Data entries
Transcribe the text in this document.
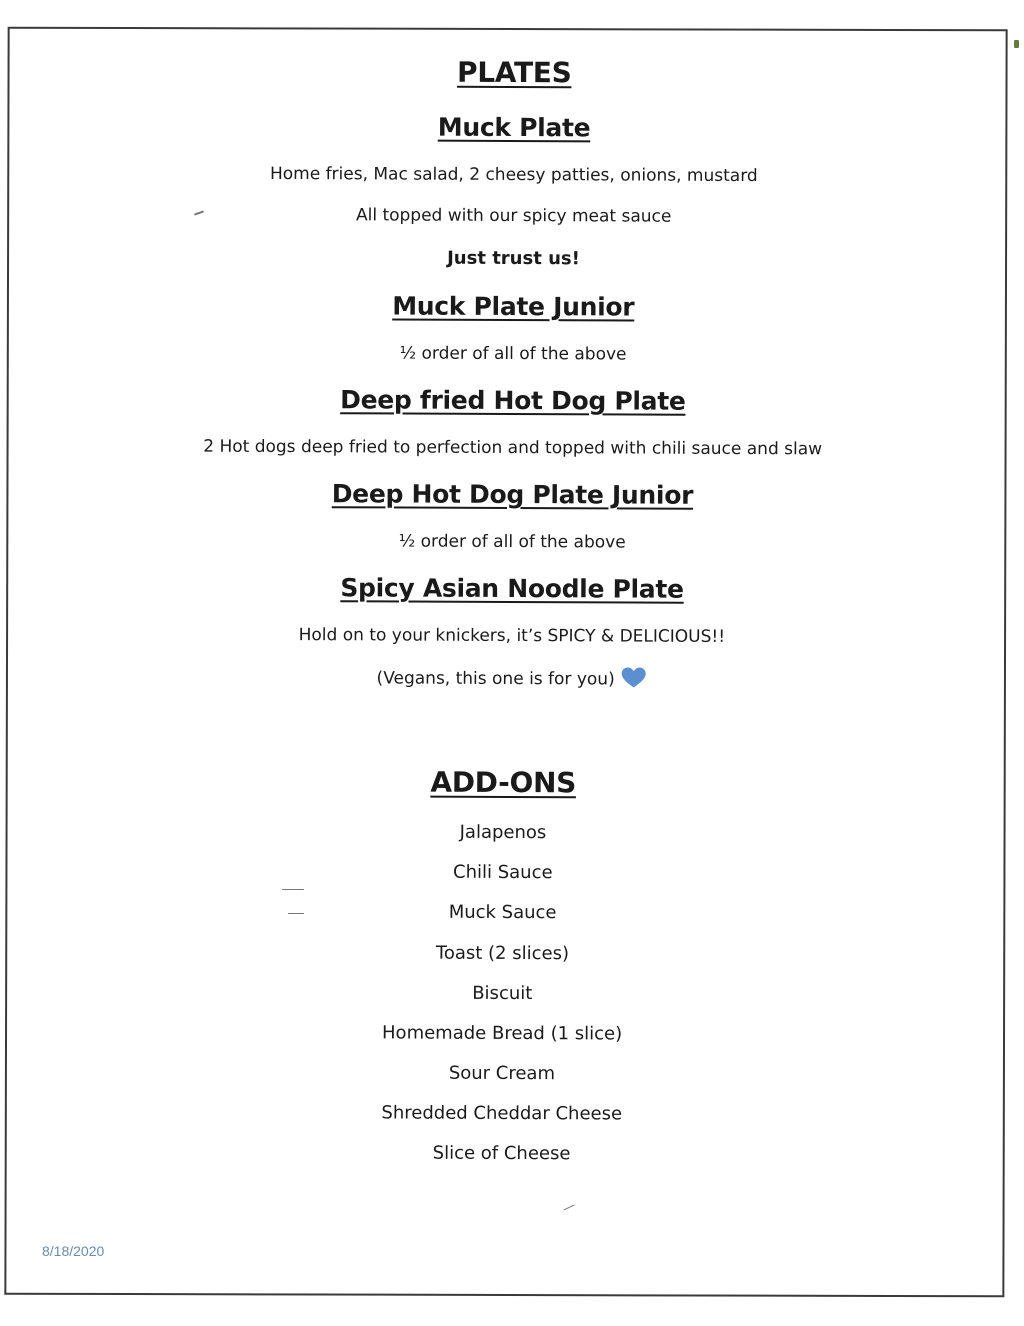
PLATES
Muck Plate
Home fries, Mac salad, 2 cheesy patties, onions, mustard
All topped with our spicy meat sauce
Just trust us!
Muck Plate Junior
½ order of all of the above
Deep fried Hot Dog Plate
2 Hot dogs deep fried to perfection and topped with chili sauce and slaw
Deep Hot Dog Plate Junior
½ order of all of the above
Spicy Asian Noodle Plate
Hold on to your knickers, it’s SPICY & DELICIOUS!!
(Vegans, this one is for you)
ADD-ONS
Jalapenos
Chili Sauce
Muck Sauce
Toast (2 slices)
Biscuit
Homemade Bread (1 slice)
Sour Cream
Shredded Cheddar Cheese
Slice of Cheese
8/18/2020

THE REQUEST
Give the number of lines in the entries that include the string "this", and nothing more.

COMPLETED EXERCISE
2